--- TEXT EXCERPT ---

Liquid fermented fertilizer may face challenges in effectively overcoming the inhibitory effects of salinity stress on emergence parameters due to various factors. The composition of liquid organic fertilizer, particularly in terms of nutrient content, may not always be optimized to counteract the specific effects of salinity stress. Although the fermentation process can enhance the nutrient content of the fertilizer, levels of key nutrients such as phosphorus and calcium may not be sufficient to effectively mitigate the inhibitory effects of salinity on seed germination and plant growth (Adharani et al. 2023). Additionally, salinity stress can inhibit nutrient absorption and physiological processes, such as chlorophyll production, posing challenges for liquid fermented fertilizer to support plant growth effectively under saline conditions. Salinity-induced reductions in chlorophyll and other essential compounds may limit the ability of the fertilizer to promote emergence parameters in plants exposed to high salt levels (Shah et al. 2017). Furthermore, high salinity levels in the soil can create unfavorable conditions for microbial activity and nutrient availability, potentially affecting the fermentation process and the quality of the liquid organic fertilizer produced. The salinization and acidification of the soil due to high salinity levels can limit the effectiveness of the fertilizer in promoting plant growth under saline conditions (Zhou et al. 2018).

--- RECORDS ---

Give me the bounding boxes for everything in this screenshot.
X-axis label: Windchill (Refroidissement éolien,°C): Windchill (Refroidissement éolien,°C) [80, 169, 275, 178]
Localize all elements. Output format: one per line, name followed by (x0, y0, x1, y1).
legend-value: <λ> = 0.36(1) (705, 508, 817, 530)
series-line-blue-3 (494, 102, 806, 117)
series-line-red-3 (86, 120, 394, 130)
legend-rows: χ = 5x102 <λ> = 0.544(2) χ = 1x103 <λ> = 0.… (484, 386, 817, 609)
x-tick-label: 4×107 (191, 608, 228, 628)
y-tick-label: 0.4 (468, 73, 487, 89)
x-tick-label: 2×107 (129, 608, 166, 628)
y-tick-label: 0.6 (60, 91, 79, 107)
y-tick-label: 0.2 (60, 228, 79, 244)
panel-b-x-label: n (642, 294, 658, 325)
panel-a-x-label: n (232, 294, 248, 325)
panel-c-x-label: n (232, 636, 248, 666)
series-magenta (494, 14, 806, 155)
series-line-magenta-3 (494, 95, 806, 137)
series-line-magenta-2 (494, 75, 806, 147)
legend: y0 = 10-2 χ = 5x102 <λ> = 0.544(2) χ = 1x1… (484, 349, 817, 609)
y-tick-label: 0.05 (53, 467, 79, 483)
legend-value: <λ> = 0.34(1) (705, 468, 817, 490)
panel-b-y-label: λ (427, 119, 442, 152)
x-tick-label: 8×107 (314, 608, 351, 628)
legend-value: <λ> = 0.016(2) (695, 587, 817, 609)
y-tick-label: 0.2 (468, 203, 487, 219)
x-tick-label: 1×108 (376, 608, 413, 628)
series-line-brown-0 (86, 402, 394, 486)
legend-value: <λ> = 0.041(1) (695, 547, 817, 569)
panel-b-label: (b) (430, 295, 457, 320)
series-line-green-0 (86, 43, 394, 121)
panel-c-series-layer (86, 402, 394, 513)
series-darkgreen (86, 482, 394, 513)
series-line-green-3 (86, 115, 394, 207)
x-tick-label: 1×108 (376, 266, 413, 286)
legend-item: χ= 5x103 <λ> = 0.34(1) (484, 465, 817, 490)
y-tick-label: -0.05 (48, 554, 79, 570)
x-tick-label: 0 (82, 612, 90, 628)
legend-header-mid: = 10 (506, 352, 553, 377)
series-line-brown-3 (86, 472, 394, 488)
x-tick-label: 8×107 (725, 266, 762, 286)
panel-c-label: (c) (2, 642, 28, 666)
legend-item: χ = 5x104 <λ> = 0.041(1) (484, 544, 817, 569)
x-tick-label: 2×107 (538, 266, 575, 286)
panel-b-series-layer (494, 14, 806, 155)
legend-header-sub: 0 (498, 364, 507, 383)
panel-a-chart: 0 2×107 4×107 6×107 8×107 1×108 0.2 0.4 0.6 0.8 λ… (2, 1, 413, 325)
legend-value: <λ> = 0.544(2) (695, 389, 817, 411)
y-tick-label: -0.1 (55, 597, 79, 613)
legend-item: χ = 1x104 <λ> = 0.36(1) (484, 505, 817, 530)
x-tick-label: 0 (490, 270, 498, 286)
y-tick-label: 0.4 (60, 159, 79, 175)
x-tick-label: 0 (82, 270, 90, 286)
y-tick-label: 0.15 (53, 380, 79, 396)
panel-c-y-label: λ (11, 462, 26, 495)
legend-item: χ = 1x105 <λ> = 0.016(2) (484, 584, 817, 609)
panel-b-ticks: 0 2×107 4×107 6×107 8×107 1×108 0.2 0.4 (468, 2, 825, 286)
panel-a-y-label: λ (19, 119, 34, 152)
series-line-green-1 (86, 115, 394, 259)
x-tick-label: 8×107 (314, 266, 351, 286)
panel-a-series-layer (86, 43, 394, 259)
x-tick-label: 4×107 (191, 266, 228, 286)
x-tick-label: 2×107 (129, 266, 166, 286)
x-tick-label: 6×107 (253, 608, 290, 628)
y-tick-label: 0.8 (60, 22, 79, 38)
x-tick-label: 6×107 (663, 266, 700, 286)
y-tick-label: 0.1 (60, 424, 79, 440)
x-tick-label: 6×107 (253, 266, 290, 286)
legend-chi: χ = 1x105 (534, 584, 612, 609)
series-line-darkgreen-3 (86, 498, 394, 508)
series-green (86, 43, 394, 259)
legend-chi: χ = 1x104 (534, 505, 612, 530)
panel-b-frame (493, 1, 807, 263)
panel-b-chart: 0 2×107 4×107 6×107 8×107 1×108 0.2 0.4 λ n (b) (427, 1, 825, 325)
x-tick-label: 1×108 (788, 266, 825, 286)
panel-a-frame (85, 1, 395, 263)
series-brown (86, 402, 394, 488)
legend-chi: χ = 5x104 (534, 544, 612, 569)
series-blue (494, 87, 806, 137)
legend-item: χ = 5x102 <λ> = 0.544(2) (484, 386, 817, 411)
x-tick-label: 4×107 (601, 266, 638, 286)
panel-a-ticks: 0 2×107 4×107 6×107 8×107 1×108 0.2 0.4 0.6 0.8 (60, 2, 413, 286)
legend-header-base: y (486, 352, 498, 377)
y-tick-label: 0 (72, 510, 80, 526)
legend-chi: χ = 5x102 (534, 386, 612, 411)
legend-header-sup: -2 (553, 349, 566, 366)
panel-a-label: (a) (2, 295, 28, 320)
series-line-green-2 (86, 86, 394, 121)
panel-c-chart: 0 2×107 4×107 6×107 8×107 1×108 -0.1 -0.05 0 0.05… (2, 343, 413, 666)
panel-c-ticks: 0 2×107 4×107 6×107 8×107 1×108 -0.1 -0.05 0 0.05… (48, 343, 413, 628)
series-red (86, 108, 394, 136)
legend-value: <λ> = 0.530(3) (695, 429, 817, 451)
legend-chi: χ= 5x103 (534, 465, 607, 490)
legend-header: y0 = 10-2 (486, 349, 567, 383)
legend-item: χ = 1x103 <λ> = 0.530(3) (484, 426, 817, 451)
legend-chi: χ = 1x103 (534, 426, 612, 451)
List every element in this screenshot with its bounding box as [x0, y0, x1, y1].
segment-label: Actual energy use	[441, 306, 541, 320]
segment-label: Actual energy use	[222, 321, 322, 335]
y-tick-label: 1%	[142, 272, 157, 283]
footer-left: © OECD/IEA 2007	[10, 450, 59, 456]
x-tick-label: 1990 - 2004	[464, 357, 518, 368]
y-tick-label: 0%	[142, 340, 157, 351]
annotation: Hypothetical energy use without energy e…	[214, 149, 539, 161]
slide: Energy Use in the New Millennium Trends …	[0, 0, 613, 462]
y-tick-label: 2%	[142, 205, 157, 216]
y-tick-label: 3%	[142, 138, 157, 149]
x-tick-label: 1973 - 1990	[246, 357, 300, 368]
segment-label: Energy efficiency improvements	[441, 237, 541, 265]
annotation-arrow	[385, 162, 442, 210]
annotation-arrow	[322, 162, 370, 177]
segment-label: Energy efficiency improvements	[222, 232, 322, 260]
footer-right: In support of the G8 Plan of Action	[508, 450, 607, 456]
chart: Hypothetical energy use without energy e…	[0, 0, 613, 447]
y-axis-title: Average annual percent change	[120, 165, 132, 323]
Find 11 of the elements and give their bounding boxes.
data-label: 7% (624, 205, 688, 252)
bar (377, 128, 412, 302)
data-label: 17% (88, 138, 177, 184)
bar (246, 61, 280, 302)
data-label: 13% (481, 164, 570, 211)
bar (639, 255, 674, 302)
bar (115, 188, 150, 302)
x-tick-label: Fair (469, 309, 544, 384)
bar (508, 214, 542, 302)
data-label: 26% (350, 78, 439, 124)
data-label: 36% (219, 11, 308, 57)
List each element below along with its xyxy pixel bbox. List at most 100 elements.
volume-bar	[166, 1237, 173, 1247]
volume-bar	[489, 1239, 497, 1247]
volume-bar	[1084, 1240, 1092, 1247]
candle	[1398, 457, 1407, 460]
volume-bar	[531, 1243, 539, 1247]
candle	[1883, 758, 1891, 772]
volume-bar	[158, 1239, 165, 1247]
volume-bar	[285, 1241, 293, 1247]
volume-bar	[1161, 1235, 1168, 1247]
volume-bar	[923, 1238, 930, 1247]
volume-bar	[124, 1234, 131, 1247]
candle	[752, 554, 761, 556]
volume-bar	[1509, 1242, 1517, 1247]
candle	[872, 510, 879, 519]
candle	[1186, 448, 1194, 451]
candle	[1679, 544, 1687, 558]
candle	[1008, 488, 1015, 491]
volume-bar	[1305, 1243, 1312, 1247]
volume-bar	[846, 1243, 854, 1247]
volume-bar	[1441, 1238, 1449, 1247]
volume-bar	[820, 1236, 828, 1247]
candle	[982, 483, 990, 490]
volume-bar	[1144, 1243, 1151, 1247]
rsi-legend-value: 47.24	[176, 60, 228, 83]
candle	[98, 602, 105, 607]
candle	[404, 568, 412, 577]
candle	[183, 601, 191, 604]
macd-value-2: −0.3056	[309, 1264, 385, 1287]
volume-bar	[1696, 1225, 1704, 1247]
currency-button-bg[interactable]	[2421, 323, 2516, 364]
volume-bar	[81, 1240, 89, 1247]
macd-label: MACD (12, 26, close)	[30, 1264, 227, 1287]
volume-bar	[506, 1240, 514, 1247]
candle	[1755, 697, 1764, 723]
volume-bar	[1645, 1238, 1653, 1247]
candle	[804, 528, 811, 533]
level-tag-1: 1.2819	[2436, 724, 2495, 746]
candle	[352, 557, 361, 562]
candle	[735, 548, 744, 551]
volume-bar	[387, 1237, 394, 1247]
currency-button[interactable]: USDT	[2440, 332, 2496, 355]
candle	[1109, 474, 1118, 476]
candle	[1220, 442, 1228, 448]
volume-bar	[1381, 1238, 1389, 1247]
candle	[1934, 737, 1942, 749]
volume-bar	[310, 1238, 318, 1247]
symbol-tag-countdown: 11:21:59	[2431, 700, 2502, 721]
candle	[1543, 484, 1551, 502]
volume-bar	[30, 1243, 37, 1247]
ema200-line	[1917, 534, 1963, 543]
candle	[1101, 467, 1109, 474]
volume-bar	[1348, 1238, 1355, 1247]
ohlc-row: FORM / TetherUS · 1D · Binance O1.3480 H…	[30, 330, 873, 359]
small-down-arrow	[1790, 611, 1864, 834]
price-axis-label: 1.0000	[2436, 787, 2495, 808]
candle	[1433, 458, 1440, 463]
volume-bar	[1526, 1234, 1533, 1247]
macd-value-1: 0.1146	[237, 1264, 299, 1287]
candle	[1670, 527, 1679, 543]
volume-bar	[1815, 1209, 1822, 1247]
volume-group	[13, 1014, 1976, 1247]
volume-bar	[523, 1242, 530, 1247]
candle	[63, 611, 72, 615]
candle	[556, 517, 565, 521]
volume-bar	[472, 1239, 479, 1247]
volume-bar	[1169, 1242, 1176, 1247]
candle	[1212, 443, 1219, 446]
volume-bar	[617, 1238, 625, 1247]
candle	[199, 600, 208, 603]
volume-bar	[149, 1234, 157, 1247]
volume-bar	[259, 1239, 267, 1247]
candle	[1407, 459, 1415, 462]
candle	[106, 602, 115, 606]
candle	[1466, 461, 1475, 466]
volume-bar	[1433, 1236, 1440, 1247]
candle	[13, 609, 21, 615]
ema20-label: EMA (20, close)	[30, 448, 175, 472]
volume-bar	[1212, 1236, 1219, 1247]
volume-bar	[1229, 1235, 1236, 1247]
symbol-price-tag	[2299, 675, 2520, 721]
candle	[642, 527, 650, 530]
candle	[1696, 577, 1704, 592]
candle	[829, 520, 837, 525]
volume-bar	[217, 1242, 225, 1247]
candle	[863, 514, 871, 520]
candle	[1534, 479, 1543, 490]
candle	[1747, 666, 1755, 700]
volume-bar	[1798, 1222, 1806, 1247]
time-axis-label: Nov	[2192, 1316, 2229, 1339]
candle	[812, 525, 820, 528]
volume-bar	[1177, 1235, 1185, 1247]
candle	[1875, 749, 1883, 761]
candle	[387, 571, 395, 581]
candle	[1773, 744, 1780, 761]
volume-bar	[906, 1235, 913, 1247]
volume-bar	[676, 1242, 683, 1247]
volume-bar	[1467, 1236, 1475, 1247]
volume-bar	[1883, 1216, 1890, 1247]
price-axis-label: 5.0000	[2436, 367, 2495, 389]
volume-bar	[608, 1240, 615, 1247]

---

• _TASK LIST_
- A) For the passage on liquid fermented fertilizer and salinity stress, decide whether each statement agrees with it. Answer yes or no and quote the words from the passage that decide it.
(i) Fermentation can raise the nutrient content of the fertilizer.
(ii) Salinity stress increases chlorophyll in plants.
(iii) High soil salinity favors microbial activity.
- B) Write the next part of the passage on liquid fermented fertilizer and salinity stress, beginning after its final sentence.

• _TASK-BY-TASK RESULTS_
- A)
(i) Yes: "the fermentation process can enhance the nutrient content of the fertilizer"
(ii) No: "Salinity-induced reductions in chlorophyll and other essential compounds"
(iii) No: "high salinity levels in the soil can create unfavorable conditions for microbial activity"

- B)
Table 2. Effects of LOF Pretreatments on Germination Parameters of Arugula Seedlings Grown for Seven Days under Salt Stress
Table 3. Effects of LOF Pretreatments on Emergence Parameters of Arugula Seedlings Grown for Seven Days under Salt Stress
Seedling Growth Parameters
Arugula seeds were grown in pots (peat-perlite) under salt stress (0, 75, and 150 mM) for 60 days. Unlike the germination/emergence process, LOF (1%, 5%, and 15%) was applied directly to the soil of the seedlings with irrigation water instead of pretreatment in 60-day-old pots. The LOF applications were repeated twice at six-week intervals. Although the experiment was repeated twice, a 15% LOF application caused fertilizer burn in seedlings, and seedlings could not be grown. To compare the performance of LOF treatments, NPK (15-15-15), which is frequently preferred by growers, was added to the experiment as another treatment group. At the end of the 60th day, the findings were remarkable (Figs. 1 through 7).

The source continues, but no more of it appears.